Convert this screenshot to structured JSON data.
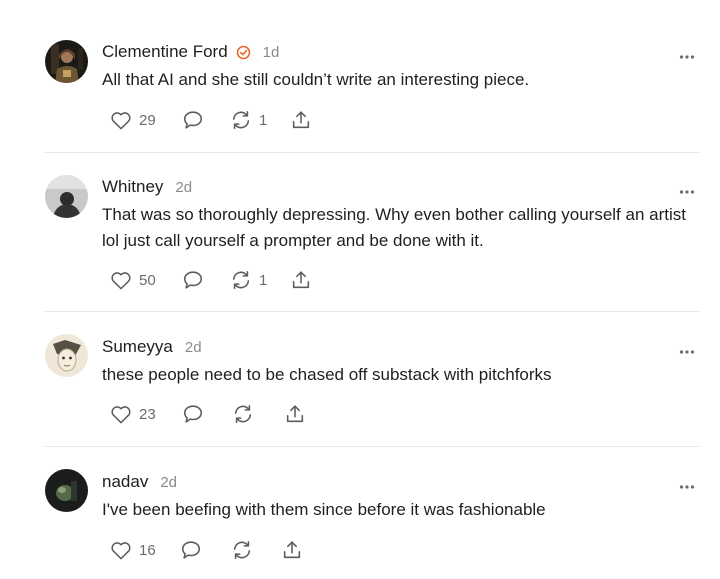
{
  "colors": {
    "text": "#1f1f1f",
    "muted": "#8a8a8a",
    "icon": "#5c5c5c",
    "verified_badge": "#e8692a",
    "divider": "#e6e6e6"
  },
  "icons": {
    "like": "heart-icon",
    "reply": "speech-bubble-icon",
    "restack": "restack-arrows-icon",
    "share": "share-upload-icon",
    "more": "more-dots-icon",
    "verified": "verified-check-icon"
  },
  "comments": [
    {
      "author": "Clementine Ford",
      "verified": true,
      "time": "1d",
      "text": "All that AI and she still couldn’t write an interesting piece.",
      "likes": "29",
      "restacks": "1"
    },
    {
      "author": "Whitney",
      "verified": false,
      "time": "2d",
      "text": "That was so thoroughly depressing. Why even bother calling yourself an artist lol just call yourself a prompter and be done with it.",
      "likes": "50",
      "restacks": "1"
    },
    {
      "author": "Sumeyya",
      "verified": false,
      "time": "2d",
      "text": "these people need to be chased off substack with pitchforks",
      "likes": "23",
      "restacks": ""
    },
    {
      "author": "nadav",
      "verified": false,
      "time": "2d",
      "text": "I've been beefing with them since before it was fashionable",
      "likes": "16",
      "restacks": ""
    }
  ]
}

---

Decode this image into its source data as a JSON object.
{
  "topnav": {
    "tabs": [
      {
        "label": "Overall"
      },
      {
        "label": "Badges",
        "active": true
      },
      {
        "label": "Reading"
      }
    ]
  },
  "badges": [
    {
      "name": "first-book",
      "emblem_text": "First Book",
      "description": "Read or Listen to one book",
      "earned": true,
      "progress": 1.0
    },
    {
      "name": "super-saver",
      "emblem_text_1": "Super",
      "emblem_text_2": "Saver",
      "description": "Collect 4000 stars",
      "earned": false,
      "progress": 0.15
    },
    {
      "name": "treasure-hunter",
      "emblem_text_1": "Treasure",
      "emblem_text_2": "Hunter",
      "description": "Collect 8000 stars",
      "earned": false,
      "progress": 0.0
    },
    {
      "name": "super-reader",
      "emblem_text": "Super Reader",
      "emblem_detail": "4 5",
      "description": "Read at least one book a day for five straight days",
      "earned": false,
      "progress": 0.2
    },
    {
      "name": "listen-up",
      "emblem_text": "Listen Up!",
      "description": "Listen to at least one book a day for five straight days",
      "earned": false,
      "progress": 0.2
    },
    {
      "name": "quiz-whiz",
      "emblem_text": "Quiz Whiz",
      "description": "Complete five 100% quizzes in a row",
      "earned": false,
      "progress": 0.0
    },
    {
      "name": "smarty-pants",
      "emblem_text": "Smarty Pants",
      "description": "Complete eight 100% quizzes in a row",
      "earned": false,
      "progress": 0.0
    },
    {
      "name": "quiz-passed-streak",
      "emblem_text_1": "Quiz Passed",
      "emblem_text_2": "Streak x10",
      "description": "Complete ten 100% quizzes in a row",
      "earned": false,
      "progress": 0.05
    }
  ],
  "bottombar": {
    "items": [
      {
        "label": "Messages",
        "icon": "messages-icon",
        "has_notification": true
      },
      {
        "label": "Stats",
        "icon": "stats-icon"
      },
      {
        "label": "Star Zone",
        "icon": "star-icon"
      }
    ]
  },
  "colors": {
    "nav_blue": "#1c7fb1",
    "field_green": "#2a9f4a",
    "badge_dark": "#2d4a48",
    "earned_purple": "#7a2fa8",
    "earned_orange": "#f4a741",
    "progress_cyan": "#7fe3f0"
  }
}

...

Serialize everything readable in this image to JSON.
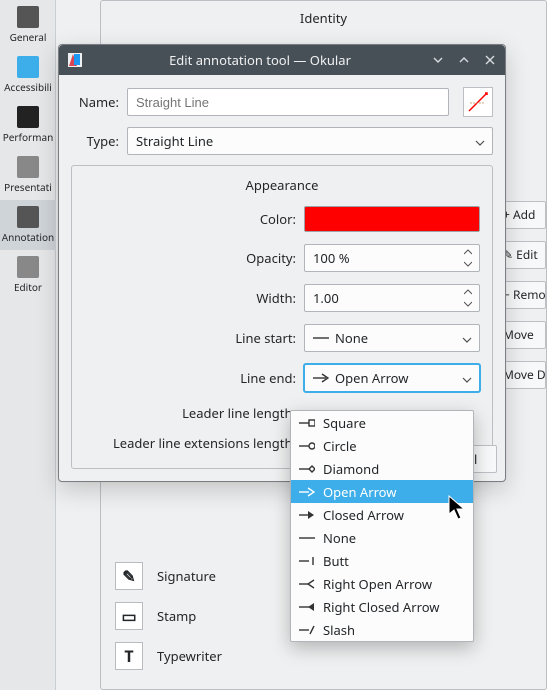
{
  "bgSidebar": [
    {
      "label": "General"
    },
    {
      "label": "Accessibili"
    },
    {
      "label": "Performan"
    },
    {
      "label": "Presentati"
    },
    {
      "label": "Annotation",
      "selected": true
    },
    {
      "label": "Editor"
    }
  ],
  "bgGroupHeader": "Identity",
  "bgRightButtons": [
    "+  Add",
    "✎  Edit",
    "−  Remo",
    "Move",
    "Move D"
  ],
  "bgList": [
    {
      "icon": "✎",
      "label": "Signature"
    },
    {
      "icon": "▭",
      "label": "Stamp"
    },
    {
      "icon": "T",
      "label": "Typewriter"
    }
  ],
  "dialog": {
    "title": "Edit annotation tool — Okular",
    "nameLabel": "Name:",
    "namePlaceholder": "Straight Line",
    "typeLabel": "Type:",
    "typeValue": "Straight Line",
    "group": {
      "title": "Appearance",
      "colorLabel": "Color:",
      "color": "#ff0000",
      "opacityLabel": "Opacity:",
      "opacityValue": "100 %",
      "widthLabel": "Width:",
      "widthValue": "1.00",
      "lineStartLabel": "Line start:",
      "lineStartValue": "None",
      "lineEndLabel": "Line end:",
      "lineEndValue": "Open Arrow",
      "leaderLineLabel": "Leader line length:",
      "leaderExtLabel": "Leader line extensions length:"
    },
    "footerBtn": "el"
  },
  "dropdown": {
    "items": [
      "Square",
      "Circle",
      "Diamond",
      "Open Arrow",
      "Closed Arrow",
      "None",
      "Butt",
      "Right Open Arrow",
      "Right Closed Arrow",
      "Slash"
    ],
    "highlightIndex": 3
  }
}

■ WHAT THE TASK ASKS
Count the lines above that contain the word "Collect", and give only that number.

■ EXERCISE ANSWER
2